WHAT YOU NEED TO DO
Each entry below must be repeated word for word.
— START OF DATA SUPPLIED —
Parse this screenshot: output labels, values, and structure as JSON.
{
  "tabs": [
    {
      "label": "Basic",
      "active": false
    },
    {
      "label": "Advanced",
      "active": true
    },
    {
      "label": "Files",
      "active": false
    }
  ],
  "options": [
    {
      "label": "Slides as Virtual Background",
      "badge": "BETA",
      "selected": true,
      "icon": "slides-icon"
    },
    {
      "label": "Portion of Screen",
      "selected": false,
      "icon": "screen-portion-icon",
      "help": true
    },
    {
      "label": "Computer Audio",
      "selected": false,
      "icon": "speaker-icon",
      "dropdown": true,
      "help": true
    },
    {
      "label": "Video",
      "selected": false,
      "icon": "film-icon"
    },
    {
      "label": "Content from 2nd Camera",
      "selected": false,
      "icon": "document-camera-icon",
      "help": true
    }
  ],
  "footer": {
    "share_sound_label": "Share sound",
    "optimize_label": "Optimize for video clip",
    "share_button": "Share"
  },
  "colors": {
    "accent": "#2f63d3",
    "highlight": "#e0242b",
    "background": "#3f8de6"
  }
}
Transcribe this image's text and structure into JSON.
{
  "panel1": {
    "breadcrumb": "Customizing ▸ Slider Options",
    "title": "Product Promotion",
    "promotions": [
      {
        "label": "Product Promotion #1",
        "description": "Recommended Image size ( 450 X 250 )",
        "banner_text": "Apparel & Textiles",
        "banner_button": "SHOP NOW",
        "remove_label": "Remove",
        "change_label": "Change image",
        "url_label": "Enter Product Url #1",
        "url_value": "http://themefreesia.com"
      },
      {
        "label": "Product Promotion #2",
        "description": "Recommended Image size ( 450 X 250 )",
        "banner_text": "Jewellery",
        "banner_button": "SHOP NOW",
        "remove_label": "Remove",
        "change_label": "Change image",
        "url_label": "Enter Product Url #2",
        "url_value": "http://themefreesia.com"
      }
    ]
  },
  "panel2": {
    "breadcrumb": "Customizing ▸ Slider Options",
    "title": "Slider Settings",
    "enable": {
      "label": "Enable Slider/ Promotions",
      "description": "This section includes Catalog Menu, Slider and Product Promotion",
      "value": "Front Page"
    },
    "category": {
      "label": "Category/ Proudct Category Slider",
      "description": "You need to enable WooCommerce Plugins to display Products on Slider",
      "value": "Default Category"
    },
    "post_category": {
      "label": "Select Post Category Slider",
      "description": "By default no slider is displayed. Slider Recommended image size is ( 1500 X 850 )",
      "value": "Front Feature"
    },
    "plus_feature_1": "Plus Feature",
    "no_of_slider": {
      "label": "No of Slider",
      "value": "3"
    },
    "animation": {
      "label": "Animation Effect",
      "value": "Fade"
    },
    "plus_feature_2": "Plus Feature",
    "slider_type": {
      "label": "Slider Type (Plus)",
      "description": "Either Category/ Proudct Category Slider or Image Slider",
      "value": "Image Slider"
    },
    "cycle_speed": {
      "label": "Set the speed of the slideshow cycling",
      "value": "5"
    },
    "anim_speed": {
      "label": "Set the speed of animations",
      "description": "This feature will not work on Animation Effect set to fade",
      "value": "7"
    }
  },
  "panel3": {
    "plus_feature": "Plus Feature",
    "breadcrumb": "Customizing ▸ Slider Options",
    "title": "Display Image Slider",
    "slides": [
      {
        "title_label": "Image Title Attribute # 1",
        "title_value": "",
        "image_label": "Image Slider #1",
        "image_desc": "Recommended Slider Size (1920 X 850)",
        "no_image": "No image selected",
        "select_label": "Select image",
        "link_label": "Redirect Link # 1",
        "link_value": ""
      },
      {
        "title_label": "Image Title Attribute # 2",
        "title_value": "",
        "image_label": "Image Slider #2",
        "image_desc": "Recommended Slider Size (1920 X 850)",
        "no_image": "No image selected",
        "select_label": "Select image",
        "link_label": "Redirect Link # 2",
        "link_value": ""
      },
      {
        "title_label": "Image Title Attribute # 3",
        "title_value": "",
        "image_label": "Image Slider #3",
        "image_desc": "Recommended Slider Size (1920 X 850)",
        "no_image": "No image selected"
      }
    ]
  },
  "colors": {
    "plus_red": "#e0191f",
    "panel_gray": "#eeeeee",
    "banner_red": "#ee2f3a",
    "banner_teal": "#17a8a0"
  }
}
— END OF DATA SUPPLIED —
OUTPUT
Parse this screenshot: output labels, values, and structure as JSON.
{
  "tabs": [
    {
      "label": "Basic",
      "active": false
    },
    {
      "label": "Advanced",
      "active": true
    },
    {
      "label": "Files",
      "active": false
    }
  ],
  "options": [
    {
      "label": "Slides as Virtual Background",
      "badge": "BETA",
      "selected": true,
      "icon": "slides-icon"
    },
    {
      "label": "Portion of Screen",
      "selected": false,
      "icon": "screen-portion-icon",
      "help": true
    },
    {
      "label": "Computer Audio",
      "selected": false,
      "icon": "speaker-icon",
      "dropdown": true,
      "help": true
    },
    {
      "label": "Video",
      "selected": false,
      "icon": "film-icon"
    },
    {
      "label": "Content from 2nd Camera",
      "selected": false,
      "icon": "document-camera-icon",
      "help": true
    }
  ],
  "footer": {
    "share_sound_label": "Share sound",
    "optimize_label": "Optimize for video clip",
    "share_button": "Share"
  },
  "colors": {
    "accent": "#2f63d3",
    "highlight": "#e0242b",
    "background": "#3f8de6"
  }
}
Transcribe this image's text and structure into JSON.
{
  "panel1": {
    "breadcrumb": "Customizing ▸ Slider Options",
    "title": "Product Promotion",
    "promotions": [
      {
        "label": "Product Promotion #1",
        "description": "Recommended Image size ( 450 X 250 )",
        "banner_text": "Apparel & Textiles",
        "banner_button": "SHOP NOW",
        "remove_label": "Remove",
        "change_label": "Change image",
        "url_label": "Enter Product Url #1",
        "url_value": "http://themefreesia.com"
      },
      {
        "label": "Product Promotion #2",
        "description": "Recommended Image size ( 450 X 250 )",
        "banner_text": "Jewellery",
        "banner_button": "SHOP NOW",
        "remove_label": "Remove",
        "change_label": "Change image",
        "url_label": "Enter Product Url #2",
        "url_value": "http://themefreesia.com"
      }
    ]
  },
  "panel2": {
    "breadcrumb": "Customizing ▸ Slider Options",
    "title": "Slider Settings",
    "enable": {
      "label": "Enable Slider/ Promotions",
      "description": "This section includes Catalog Menu, Slider and Product Promotion",
      "value": "Front Page"
    },
    "category": {
      "label": "Category/ Proudct Category Slider",
      "description": "You need to enable WooCommerce Plugins to display Products on Slider",
      "value": "Default Category"
    },
    "post_category": {
      "label": "Select Post Category Slider",
      "description": "By default no slider is displayed. Slider Recommended image size is ( 1500 X 850 )",
      "value": "Front Feature"
    },
    "plus_feature_1": "Plus Feature",
    "no_of_slider": {
      "label": "No of Slider",
      "value": "3"
    },
    "animation": {
      "label": "Animation Effect",
      "value": "Fade"
    },
    "plus_feature_2": "Plus Feature",
    "slider_type": {
      "label": "Slider Type (Plus)",
      "description": "Either Category/ Proudct Category Slider or Image Slider",
      "value": "Image Slider"
    },
    "cycle_speed": {
      "label": "Set the speed of the slideshow cycling",
      "value": "5"
    },
    "anim_speed": {
      "label": "Set the speed of animations",
      "description": "This feature will not work on Animation Effect set to fade",
      "value": "7"
    }
  },
  "panel3": {
    "plus_feature": "Plus Feature",
    "breadcrumb": "Customizing ▸ Slider Options",
    "title": "Display Image Slider",
    "slides": [
      {
        "title_label": "Image Title Attribute # 1",
        "title_value": "",
        "image_label": "Image Slider #1",
        "image_desc": "Recommended Slider Size (1920 X 850)",
        "no_image": "No image selected",
        "select_label": "Select image",
        "link_label": "Redirect Link # 1",
        "link_value": ""
      },
      {
        "title_label": "Image Title Attribute # 2",
        "title_value": "",
        "image_label": "Image Slider #2",
        "image_desc": "Recommended Slider Size (1920 X 850)",
        "no_image": "No image selected",
        "select_label": "Select image",
        "link_label": "Redirect Link # 2",
        "link_value": ""
      },
      {
        "title_label": "Image Title Attribute # 3",
        "title_value": "",
        "image_label": "Image Slider #3",
        "image_desc": "Recommended Slider Size (1920 X 850)",
        "no_image": "No image selected"
      }
    ]
  },
  "colors": {
    "plus_red": "#e0191f",
    "panel_gray": "#eeeeee",
    "banner_red": "#ee2f3a",
    "banner_teal": "#17a8a0"
  }
}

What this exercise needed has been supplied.